[Stored entries]
────────────────────

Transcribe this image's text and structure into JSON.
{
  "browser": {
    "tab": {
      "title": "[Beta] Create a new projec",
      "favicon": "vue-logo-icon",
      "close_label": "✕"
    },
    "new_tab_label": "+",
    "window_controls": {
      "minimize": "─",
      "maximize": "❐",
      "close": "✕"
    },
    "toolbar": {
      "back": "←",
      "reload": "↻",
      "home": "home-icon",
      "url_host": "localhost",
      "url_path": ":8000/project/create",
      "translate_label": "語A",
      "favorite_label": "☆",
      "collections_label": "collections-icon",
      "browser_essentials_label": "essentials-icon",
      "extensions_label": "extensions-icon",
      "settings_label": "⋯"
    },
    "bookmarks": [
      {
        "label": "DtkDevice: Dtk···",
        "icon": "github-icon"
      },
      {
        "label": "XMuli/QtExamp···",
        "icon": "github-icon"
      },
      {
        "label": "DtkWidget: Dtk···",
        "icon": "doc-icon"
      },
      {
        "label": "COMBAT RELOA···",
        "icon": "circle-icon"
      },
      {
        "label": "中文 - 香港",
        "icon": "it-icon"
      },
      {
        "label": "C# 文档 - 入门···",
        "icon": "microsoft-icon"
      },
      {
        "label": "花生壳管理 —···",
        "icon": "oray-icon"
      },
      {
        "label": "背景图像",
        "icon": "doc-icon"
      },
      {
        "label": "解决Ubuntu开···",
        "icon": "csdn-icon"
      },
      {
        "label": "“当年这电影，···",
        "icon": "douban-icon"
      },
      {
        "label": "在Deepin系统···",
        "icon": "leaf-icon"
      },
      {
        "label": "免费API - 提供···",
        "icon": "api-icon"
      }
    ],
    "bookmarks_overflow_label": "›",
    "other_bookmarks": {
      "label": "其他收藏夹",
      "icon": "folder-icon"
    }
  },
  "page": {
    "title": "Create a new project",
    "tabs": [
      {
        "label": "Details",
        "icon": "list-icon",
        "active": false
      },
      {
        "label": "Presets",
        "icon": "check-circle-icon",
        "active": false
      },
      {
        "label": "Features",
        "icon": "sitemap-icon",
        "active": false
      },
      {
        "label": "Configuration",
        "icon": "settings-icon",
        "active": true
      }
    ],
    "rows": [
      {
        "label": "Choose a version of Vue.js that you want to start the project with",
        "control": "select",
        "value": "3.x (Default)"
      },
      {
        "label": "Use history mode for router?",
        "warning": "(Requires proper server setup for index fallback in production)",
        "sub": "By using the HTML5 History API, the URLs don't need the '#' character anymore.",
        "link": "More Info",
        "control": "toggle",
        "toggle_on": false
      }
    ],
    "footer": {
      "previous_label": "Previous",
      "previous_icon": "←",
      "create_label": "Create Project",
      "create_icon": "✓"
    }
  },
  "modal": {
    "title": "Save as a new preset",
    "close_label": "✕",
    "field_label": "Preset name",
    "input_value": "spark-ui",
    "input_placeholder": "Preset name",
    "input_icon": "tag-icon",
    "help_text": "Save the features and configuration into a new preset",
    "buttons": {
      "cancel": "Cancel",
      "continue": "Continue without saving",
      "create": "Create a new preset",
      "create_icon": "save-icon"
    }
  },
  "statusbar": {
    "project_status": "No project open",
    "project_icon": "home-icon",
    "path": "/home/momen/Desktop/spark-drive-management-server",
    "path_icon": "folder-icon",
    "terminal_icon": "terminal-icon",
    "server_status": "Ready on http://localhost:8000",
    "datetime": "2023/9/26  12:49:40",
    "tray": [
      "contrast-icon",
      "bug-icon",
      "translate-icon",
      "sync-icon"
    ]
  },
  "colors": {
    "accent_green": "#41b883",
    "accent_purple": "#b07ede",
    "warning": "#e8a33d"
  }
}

────────────────────

TASK GOAL: Where a line of the material above holds the string "into", copy that line.

THE REPLY:
Transcribe this image's text and structure into JSON.
    "help_text": "Save the features and configuration into a new preset",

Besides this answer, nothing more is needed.